TO BE DONE ▸
Collect each line holding the string "vybojoval".
--
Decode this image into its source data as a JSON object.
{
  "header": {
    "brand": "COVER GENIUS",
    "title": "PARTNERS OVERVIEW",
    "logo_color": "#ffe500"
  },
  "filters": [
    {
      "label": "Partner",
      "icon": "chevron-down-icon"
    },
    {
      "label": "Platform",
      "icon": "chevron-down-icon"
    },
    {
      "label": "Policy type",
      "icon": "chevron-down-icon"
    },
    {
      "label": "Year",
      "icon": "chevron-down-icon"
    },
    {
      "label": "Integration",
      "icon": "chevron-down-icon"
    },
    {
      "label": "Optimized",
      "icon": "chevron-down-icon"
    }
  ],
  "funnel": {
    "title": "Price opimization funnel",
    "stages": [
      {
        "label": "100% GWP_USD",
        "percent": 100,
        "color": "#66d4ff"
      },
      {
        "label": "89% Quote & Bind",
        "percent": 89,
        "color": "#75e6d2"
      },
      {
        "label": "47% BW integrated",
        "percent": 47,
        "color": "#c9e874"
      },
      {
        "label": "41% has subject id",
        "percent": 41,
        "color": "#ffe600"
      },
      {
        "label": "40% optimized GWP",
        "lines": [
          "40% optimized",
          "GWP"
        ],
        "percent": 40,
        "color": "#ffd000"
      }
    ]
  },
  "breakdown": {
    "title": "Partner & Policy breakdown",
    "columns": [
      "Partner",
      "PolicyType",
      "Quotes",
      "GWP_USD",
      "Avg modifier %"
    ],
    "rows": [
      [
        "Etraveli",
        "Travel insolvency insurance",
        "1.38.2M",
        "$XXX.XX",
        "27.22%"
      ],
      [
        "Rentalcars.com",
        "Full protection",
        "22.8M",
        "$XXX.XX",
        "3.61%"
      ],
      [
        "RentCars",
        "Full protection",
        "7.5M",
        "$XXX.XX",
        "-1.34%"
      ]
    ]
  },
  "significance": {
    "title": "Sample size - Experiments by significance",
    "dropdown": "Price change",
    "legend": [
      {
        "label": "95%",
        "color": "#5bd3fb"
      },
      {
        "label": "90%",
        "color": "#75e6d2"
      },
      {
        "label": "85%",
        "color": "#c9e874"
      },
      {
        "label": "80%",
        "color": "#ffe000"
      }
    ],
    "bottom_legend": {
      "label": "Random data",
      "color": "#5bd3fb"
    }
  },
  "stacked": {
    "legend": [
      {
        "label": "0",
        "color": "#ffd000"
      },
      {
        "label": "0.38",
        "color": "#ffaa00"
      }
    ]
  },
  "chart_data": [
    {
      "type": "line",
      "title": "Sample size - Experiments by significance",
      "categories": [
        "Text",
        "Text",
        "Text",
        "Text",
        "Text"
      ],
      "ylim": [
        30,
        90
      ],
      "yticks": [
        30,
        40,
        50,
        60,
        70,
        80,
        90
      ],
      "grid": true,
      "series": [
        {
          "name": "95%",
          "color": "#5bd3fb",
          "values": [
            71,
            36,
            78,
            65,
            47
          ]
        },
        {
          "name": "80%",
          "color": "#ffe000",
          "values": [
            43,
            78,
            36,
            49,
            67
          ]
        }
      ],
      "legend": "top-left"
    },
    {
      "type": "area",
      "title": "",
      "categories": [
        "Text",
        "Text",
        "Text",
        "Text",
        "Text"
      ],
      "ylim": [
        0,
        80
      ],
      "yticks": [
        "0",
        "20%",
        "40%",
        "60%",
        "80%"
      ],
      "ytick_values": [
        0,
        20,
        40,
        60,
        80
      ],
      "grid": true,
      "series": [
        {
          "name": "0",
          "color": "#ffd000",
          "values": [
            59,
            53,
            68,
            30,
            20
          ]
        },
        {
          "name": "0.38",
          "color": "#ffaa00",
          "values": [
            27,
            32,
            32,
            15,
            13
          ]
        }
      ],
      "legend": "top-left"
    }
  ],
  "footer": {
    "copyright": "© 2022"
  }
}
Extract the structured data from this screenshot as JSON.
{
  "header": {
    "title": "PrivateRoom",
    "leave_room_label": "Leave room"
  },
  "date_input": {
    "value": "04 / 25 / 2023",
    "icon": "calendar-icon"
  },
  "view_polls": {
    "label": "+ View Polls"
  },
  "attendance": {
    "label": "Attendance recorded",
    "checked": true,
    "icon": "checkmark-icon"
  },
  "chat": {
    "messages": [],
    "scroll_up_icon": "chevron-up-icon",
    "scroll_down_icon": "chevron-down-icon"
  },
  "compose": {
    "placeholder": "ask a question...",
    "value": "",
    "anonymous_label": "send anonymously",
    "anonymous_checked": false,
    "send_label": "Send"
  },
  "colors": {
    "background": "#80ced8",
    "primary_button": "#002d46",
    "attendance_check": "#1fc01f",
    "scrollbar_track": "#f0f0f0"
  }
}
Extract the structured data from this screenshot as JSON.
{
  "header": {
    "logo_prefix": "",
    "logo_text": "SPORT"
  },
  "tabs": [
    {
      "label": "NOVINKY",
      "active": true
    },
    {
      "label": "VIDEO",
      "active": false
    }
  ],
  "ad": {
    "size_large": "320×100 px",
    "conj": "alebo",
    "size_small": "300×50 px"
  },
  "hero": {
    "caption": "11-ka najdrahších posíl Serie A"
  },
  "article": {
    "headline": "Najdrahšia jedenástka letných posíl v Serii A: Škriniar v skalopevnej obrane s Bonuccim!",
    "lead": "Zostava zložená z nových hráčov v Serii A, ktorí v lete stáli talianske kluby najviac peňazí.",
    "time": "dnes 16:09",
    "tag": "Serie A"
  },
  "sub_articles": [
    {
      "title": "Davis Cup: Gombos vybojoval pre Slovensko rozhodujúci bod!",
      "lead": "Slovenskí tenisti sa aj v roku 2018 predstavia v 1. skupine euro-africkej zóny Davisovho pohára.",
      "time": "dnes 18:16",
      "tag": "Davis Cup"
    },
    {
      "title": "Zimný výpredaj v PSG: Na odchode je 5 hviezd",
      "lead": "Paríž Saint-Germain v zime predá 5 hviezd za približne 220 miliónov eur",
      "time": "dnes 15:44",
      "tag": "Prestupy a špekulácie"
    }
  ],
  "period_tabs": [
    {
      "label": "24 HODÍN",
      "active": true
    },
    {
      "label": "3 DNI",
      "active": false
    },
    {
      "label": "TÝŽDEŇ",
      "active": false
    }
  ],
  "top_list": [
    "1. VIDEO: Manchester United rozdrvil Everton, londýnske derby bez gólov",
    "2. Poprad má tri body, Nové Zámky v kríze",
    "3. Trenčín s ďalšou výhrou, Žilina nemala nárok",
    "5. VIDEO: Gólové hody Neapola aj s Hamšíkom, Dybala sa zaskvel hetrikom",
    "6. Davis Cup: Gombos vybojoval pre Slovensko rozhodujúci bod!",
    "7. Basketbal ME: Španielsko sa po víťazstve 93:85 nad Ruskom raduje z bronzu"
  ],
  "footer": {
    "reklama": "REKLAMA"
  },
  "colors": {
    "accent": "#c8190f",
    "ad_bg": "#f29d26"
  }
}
--
SOLUTION ▸
      "title": "Davis Cup: Gombos vybojoval pre Slovensko rozhodujúci bod!",
    "6. Davis Cup: Gombos vybojoval pre Slovensko rozhodujúci bod!",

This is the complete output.